Estratto della fonte:

»»

«E quel canto parlava della Terra / dall’ampio petto, che, infelice madre, / nell’evo primo non facea che mostri, / orrendi enormi, e li tenea nascosti / in sé, perché non li vedesse il Cielo». Così Esiodo racconta la propria poesia in uno dei Poemi conviviali di Giovanni Pascoli, intitolato La notte (1904). Il canto a cui si accenna è la Teogonia, l’antichissimo poema sulle genealogie divine, di cui è pubblicata una nuova edizione, per gli Scrittori greci e latini della Fondazione Valla, a cura di Gabriella Ricciardelli (Esiodo, Teogonia, Mondadori, pp. XCIV-192, € 35,00).

««

Consegna:
Quali persone sono nominate nell'estratto sulla Teogonia? Elencale tutte.

Dati forniti:
»»

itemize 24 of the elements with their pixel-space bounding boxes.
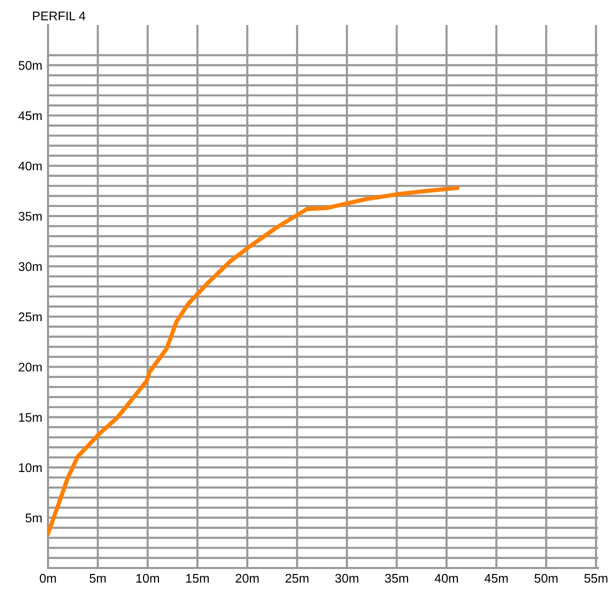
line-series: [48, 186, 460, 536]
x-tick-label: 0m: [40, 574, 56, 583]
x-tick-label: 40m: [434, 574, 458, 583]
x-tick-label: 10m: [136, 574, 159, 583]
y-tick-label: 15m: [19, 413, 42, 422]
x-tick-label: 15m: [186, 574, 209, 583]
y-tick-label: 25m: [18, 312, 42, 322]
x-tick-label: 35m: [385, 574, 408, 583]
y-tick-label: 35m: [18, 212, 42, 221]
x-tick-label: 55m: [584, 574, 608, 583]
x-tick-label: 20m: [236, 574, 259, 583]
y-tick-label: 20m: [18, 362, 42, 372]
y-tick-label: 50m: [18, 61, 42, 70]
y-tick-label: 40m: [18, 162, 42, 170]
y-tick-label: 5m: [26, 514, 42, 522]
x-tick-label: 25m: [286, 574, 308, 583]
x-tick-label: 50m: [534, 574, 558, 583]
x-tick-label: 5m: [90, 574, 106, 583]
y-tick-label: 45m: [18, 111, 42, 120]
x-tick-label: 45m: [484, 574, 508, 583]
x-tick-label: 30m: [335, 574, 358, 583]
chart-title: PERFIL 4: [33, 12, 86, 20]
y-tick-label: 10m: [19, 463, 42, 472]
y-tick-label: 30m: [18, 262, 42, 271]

««
»»

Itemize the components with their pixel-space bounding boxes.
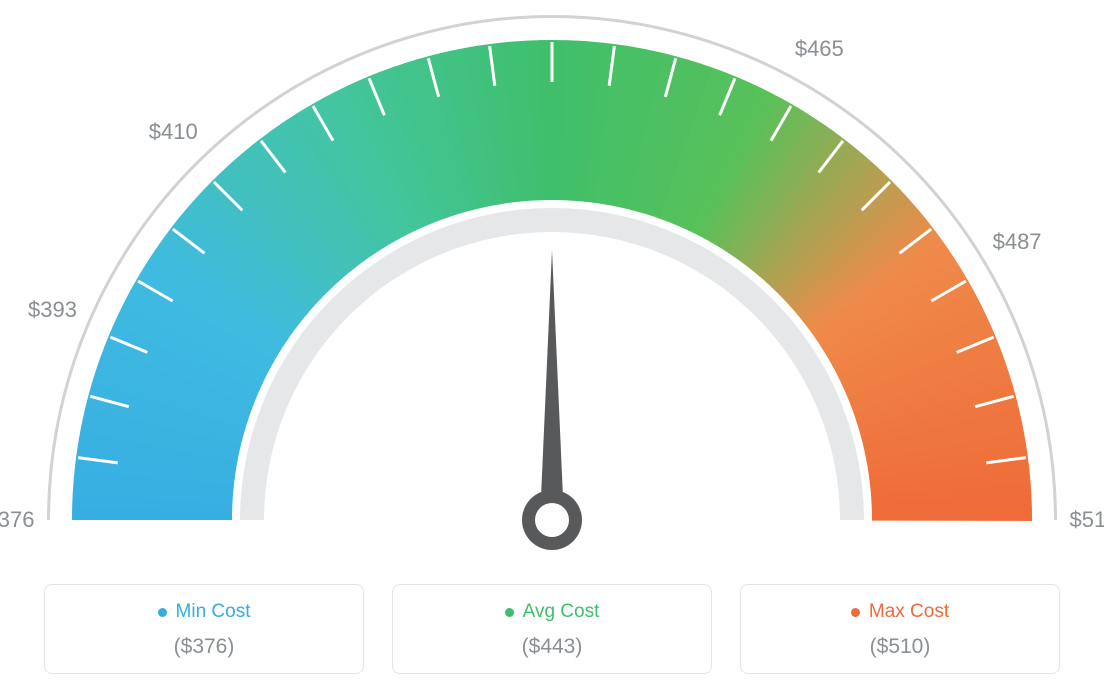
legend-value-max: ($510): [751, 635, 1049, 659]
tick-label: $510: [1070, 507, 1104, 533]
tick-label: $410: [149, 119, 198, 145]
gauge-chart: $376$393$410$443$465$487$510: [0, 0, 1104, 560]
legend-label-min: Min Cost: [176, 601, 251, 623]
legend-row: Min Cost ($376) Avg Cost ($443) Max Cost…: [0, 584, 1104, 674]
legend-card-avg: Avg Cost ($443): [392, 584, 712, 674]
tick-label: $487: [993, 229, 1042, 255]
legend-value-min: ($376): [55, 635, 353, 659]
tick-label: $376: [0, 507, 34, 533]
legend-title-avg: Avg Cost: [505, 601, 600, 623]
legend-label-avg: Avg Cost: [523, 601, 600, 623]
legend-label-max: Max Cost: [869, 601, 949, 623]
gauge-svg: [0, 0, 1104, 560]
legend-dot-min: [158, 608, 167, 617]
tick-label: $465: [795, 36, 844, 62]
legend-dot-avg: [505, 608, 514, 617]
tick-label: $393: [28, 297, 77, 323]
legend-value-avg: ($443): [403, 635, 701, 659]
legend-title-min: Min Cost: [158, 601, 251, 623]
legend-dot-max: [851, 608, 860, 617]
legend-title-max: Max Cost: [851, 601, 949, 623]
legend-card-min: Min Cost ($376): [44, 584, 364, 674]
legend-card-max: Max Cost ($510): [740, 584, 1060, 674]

««

Risposta definitiva:
- Esiodo
- Giovanni Pascoli
- Gabriella Ricciardelli